[AIM]
Here are some records; quote them exactly, leaving out the pictures.

[ITEMS]
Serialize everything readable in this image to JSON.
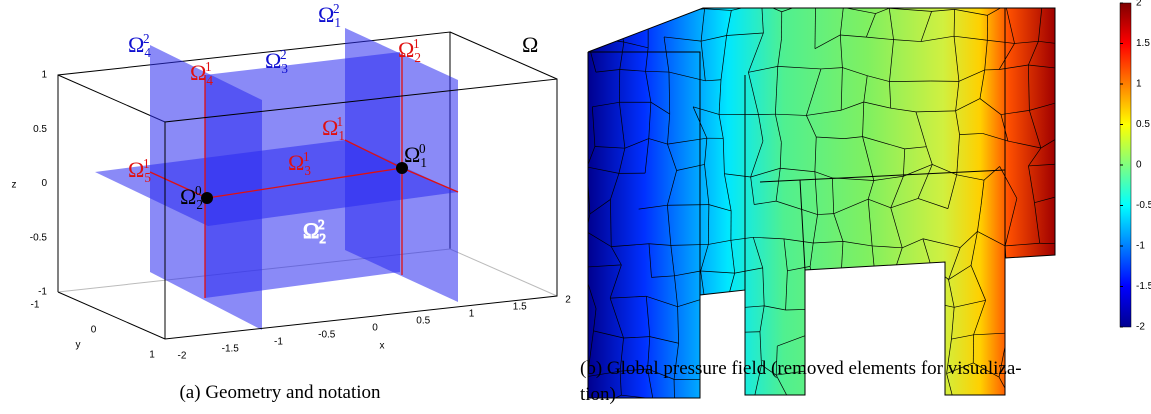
{
  "panel_a": {
    "axes": {
      "x_label": "x",
      "y_label": "y",
      "z_label": "z",
      "xticks": [
        -2,
        -1.5,
        -1,
        -0.5,
        0,
        0.5,
        1,
        1.5,
        2
      ],
      "yticks": [
        -1,
        0,
        1
      ],
      "zticks": [
        -1,
        -0.5,
        0,
        0.5,
        1
      ]
    },
    "labels": [
      {
        "symbol": "Ω",
        "sub": "4",
        "sup": "2",
        "color": "#1010d0"
      },
      {
        "symbol": "Ω",
        "sub": "1",
        "sup": "2",
        "color": "#1010d0"
      },
      {
        "symbol": "Ω",
        "sub": "3",
        "sup": "2",
        "color": "#1010d0"
      },
      {
        "symbol": "Ω",
        "sub": "4",
        "sup": "1",
        "color": "#e01010"
      },
      {
        "symbol": "Ω",
        "sub": "2",
        "sup": "1",
        "color": "#e01010"
      },
      {
        "symbol": "Ω",
        "sub": "1",
        "sup": "1",
        "color": "#e01010"
      },
      {
        "symbol": "Ω",
        "sub": "5",
        "sup": "1",
        "color": "#e01010"
      },
      {
        "symbol": "Ω",
        "sub": "3",
        "sup": "1",
        "color": "#e01010"
      },
      {
        "symbol": "Ω",
        "sub": "1",
        "sup": "0",
        "color": "#000000"
      },
      {
        "symbol": "Ω",
        "sub": "2",
        "sup": "0",
        "color": "#000000"
      },
      {
        "symbol": "Ω",
        "sub": "2",
        "sup": "2",
        "color": "#ffffff"
      }
    ],
    "domain_label": "Ω",
    "caption": "(a) Geometry and notation"
  },
  "panel_b": {
    "colorbar": {
      "range": [
        -2,
        2
      ],
      "ticks": [
        2,
        1.5,
        1,
        0.5,
        0,
        -0.5,
        -1,
        -1.5,
        -2
      ]
    },
    "caption_lines": [
      "(b) Global pressure field (removed elements for visualiza-",
      "tion)"
    ]
  }
}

[RESPONSE TO THE EXERCISE]
Serialize everything readable in this image to JSON.
{
  "panel_a": {
    "axes": {
      "x_label": "x",
      "y_label": "y",
      "z_label": "z",
      "xticks": [
        -2,
        -1.5,
        -1,
        -0.5,
        0,
        0.5,
        1,
        1.5,
        2
      ],
      "yticks": [
        -1,
        0,
        1
      ],
      "zticks": [
        -1,
        -0.5,
        0,
        0.5,
        1
      ]
    },
    "labels": [
      {
        "symbol": "Ω",
        "sub": "4",
        "sup": "2",
        "color": "#1010d0"
      },
      {
        "symbol": "Ω",
        "sub": "1",
        "sup": "2",
        "color": "#1010d0"
      },
      {
        "symbol": "Ω",
        "sub": "3",
        "sup": "2",
        "color": "#1010d0"
      },
      {
        "symbol": "Ω",
        "sub": "4",
        "sup": "1",
        "color": "#e01010"
      },
      {
        "symbol": "Ω",
        "sub": "2",
        "sup": "1",
        "color": "#e01010"
      },
      {
        "symbol": "Ω",
        "sub": "1",
        "sup": "1",
        "color": "#e01010"
      },
      {
        "symbol": "Ω",
        "sub": "5",
        "sup": "1",
        "color": "#e01010"
      },
      {
        "symbol": "Ω",
        "sub": "3",
        "sup": "1",
        "color": "#e01010"
      },
      {
        "symbol": "Ω",
        "sub": "1",
        "sup": "0",
        "color": "#000000"
      },
      {
        "symbol": "Ω",
        "sub": "2",
        "sup": "0",
        "color": "#000000"
      },
      {
        "symbol": "Ω",
        "sub": "2",
        "sup": "2",
        "color": "#ffffff"
      }
    ],
    "domain_label": "Ω",
    "caption": "(a) Geometry and notation"
  },
  "panel_b": {
    "colorbar": {
      "range": [
        -2,
        2
      ],
      "ticks": [
        2,
        1.5,
        1,
        0.5,
        0,
        -0.5,
        -1,
        -1.5,
        -2
      ]
    },
    "caption_lines": [
      "(b) Global pressure field (removed elements for visualiza-",
      "tion)"
    ]
  }
}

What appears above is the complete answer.